» Your goal: Set down, word for word, the stretch of lines from the one containing "Transcribe this image's" to the end of the records below.

» Supplied material:

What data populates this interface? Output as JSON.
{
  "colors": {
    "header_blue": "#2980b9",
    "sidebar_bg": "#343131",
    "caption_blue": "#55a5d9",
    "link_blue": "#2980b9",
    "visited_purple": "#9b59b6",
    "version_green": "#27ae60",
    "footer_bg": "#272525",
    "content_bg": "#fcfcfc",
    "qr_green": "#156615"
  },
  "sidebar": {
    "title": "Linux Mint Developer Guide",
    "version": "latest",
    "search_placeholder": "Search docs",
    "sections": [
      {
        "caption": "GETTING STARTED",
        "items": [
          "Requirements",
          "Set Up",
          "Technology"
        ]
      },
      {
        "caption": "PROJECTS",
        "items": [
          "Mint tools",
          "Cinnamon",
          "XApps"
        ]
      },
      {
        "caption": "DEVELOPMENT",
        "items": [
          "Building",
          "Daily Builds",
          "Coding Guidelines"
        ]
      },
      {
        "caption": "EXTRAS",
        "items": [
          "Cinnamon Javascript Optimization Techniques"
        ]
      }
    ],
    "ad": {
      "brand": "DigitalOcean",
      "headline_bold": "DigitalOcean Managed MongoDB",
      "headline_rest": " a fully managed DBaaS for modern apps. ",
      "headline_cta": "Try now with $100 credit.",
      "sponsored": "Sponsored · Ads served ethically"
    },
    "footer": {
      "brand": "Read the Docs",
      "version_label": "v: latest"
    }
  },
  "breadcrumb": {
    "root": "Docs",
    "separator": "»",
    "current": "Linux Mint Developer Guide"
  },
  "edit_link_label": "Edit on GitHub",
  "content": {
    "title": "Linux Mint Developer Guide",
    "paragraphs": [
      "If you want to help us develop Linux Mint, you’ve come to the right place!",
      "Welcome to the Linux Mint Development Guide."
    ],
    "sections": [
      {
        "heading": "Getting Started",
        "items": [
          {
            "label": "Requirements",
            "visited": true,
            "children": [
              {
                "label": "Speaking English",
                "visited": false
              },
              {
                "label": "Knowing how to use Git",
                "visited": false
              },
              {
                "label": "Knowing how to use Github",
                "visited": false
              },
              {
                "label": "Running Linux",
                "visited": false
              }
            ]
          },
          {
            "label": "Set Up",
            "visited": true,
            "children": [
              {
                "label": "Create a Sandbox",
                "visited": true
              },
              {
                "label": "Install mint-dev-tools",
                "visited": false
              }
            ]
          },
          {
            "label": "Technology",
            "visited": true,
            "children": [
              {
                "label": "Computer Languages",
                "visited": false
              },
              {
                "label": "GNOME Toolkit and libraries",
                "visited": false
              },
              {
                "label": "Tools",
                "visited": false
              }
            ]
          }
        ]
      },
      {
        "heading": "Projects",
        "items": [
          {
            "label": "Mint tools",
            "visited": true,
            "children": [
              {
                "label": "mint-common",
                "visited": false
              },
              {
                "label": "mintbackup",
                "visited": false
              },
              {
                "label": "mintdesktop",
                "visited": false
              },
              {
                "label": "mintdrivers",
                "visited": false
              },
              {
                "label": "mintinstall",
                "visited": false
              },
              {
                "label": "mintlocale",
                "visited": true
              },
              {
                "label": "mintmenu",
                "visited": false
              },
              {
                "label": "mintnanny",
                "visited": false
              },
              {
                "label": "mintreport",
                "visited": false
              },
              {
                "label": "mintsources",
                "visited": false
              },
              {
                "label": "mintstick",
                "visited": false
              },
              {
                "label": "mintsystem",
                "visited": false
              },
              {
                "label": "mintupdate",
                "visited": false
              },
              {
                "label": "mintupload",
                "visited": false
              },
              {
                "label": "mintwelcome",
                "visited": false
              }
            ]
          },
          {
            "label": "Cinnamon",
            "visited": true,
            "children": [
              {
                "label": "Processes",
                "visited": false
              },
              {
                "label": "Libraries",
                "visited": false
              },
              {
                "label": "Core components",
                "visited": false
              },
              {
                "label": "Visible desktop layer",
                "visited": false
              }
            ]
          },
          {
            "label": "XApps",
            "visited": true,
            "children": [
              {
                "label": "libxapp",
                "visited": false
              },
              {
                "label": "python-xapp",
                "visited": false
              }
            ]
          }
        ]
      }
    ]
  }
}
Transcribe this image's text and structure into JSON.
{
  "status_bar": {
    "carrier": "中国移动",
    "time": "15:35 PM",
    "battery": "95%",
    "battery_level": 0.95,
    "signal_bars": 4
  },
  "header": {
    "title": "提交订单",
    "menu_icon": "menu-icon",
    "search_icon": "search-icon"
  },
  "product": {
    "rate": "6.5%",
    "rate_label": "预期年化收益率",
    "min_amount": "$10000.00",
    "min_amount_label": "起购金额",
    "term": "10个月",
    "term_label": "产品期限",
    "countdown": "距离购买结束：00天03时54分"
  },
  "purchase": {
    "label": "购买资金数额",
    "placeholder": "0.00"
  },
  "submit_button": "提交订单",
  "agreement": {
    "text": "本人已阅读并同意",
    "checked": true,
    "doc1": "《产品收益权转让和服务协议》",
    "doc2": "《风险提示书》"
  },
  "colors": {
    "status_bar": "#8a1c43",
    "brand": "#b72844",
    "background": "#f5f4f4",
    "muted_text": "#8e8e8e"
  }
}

» Task response:
Transcribe this image's text and structure into JSON.
{
  "status_bar": {
    "carrier": "中国移动",
    "time": "15:35 PM",
    "battery": "95%",
    "battery_level": 0.95,
    "signal_bars": 4
  },
  "header": {
    "title": "提交订单",
    "menu_icon": "menu-icon",
    "search_icon": "search-icon"
  },
  "product": {
    "rate": "6.5%",
    "rate_label": "预期年化收益率",
    "min_amount": "$10000.00",
    "min_amount_label": "起购金额",
    "term": "10个月",
    "term_label": "产品期限",
    "countdown": "距离购买结束：00天03时54分"
  },
  "purchase": {
    "label": "购买资金数额",
    "placeholder": "0.00"
  },
  "submit_button": "提交订单",
  "agreement": {
    "text": "本人已阅读并同意",
    "checked": true,
    "doc1": "《产品收益权转让和服务协议》",
    "doc2": "《风险提示书》"
  },
  "colors": {
    "status_bar": "#8a1c43",
    "brand": "#b72844",
    "background": "#f5f4f4",
    "muted_text": "#8e8e8e"
  }
}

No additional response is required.